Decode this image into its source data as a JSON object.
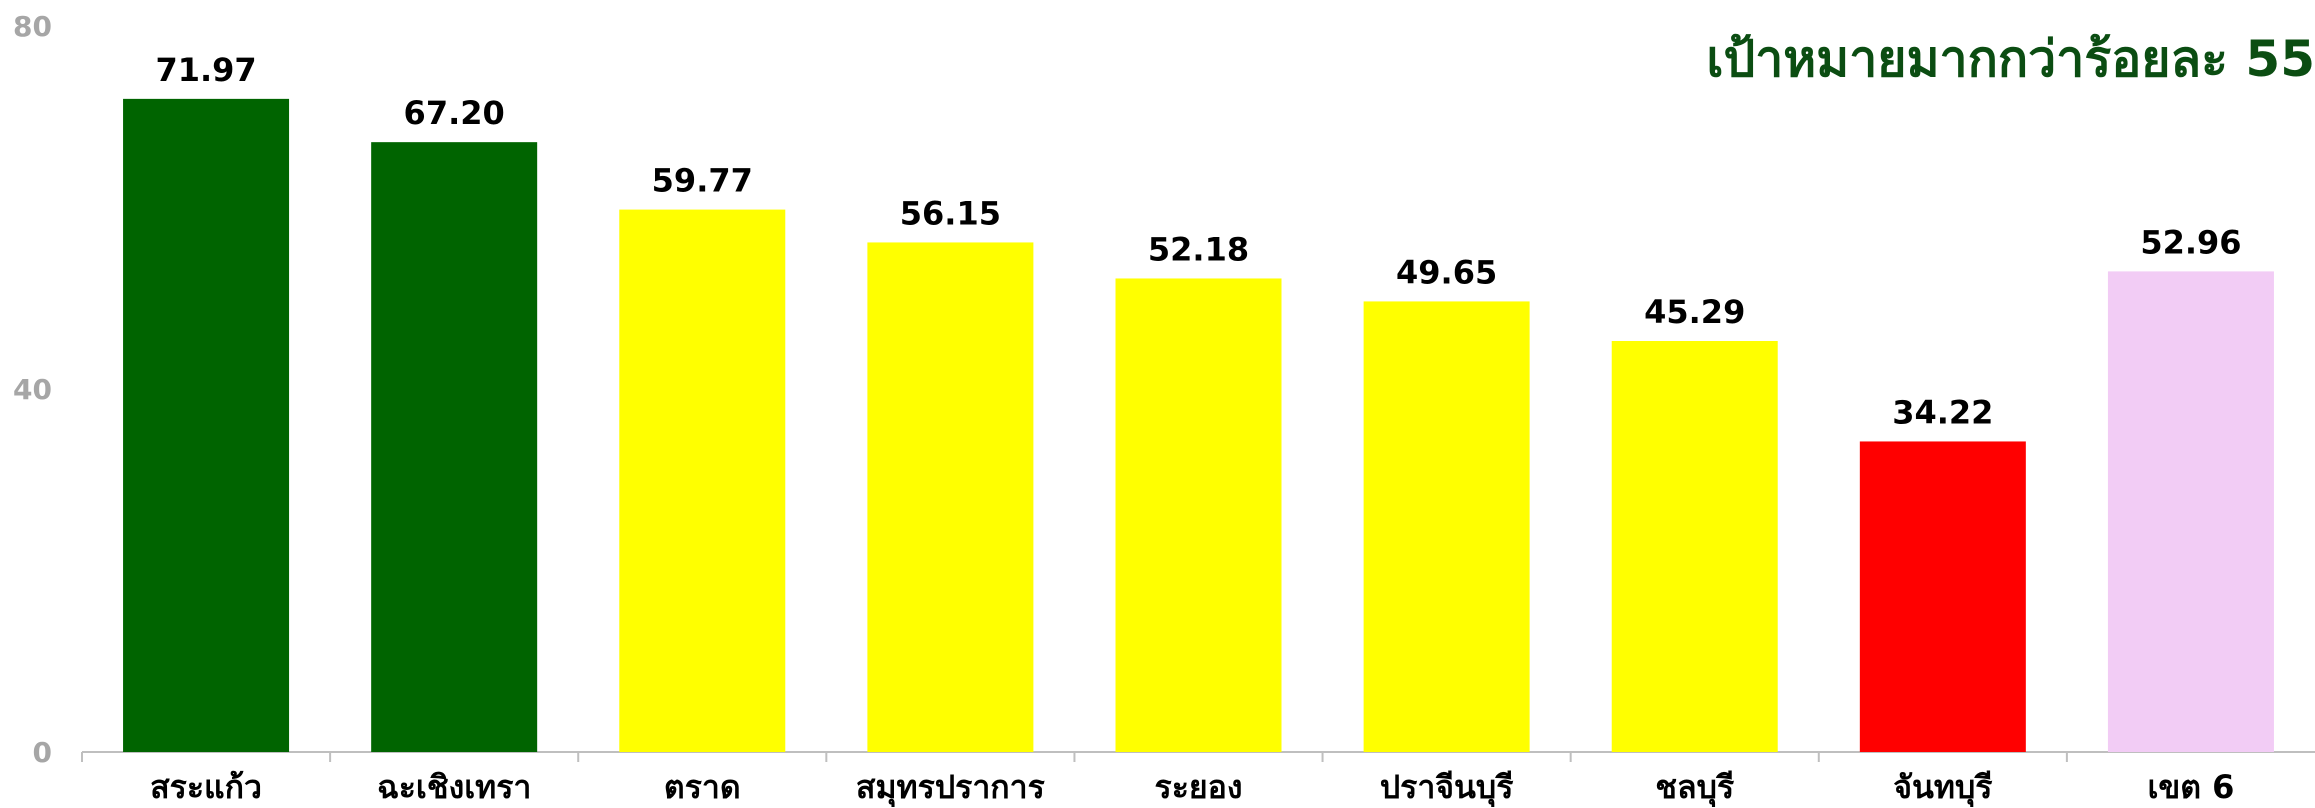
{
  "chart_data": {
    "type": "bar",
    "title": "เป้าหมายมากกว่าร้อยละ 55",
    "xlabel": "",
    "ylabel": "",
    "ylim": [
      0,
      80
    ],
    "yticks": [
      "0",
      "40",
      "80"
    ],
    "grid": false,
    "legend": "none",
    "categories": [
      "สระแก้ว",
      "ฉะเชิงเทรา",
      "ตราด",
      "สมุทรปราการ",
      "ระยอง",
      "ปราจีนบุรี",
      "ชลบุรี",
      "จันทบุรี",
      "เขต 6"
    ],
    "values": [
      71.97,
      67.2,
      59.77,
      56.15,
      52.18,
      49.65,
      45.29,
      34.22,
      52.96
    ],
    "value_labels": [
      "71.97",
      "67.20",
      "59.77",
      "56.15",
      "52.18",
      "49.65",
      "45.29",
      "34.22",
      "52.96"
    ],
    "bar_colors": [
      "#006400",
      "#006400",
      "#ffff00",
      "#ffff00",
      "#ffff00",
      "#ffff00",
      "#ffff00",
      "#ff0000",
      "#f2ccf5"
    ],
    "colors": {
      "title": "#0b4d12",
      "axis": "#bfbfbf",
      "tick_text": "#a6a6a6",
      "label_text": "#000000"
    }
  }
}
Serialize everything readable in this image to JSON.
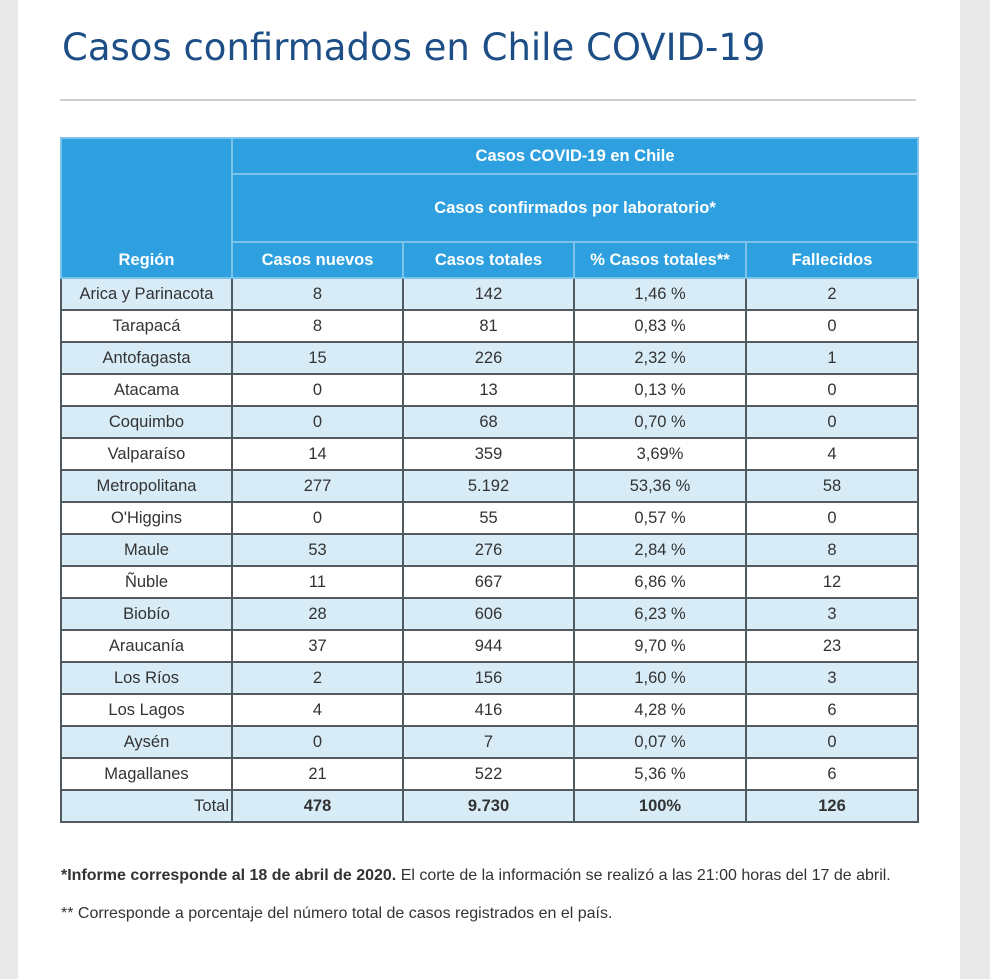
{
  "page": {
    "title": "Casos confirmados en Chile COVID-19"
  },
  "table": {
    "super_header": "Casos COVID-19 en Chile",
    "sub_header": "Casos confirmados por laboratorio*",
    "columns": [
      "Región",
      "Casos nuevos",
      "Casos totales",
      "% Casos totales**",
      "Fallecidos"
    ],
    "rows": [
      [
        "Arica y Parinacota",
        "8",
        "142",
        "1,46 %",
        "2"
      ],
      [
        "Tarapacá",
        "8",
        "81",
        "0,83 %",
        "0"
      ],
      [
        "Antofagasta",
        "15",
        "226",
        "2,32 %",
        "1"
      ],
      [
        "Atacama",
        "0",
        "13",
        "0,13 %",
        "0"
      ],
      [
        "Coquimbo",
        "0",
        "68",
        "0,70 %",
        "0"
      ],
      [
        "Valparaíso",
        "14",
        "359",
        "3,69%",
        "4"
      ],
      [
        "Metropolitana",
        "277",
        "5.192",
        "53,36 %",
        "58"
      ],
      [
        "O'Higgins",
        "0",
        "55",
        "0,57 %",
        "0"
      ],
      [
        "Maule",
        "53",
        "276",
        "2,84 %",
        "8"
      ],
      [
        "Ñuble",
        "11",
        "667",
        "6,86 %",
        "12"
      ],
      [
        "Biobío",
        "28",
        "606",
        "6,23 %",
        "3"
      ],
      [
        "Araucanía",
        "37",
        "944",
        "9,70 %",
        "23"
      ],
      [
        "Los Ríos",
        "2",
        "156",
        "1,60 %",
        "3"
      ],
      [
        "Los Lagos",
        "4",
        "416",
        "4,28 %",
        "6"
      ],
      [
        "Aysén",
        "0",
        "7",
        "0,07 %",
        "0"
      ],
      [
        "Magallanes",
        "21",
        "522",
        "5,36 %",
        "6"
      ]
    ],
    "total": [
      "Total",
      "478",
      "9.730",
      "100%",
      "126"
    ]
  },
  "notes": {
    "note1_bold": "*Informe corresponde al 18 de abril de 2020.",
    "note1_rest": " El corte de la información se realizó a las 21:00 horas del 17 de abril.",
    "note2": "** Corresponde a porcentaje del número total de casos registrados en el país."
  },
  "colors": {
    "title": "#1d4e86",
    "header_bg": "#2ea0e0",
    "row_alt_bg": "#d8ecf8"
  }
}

....................

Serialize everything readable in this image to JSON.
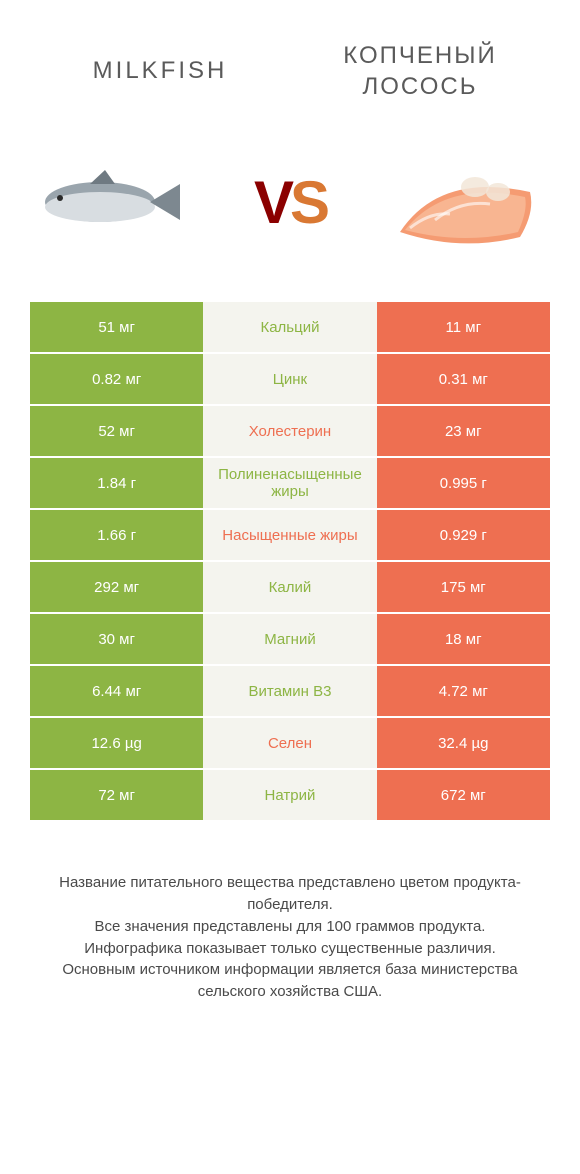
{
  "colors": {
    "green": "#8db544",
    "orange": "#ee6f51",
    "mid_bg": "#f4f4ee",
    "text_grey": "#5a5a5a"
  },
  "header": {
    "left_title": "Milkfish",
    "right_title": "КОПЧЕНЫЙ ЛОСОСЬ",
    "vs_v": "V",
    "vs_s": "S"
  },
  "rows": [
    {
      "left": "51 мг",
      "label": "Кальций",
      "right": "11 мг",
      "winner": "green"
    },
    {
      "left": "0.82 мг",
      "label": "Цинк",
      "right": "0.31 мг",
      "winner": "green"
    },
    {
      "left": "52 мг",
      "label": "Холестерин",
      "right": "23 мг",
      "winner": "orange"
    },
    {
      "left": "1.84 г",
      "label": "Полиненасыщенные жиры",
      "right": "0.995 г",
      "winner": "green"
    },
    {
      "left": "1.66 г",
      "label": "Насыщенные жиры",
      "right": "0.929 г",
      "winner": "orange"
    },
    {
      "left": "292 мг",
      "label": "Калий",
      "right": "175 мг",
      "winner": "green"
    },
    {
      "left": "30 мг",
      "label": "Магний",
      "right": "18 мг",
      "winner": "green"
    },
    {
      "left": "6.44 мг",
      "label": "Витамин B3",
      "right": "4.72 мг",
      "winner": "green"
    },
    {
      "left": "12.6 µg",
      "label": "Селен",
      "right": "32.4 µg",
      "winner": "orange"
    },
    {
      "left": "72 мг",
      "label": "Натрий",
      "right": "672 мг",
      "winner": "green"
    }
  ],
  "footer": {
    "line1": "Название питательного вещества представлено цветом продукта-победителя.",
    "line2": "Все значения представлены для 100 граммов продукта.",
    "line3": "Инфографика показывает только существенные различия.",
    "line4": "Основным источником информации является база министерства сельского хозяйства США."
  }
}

....................

== WHAT IS ASKED ==
Look through the records above and report how many lines hold the word "confirmados", giving only the number.

== FINISHED EXERCISE ==
2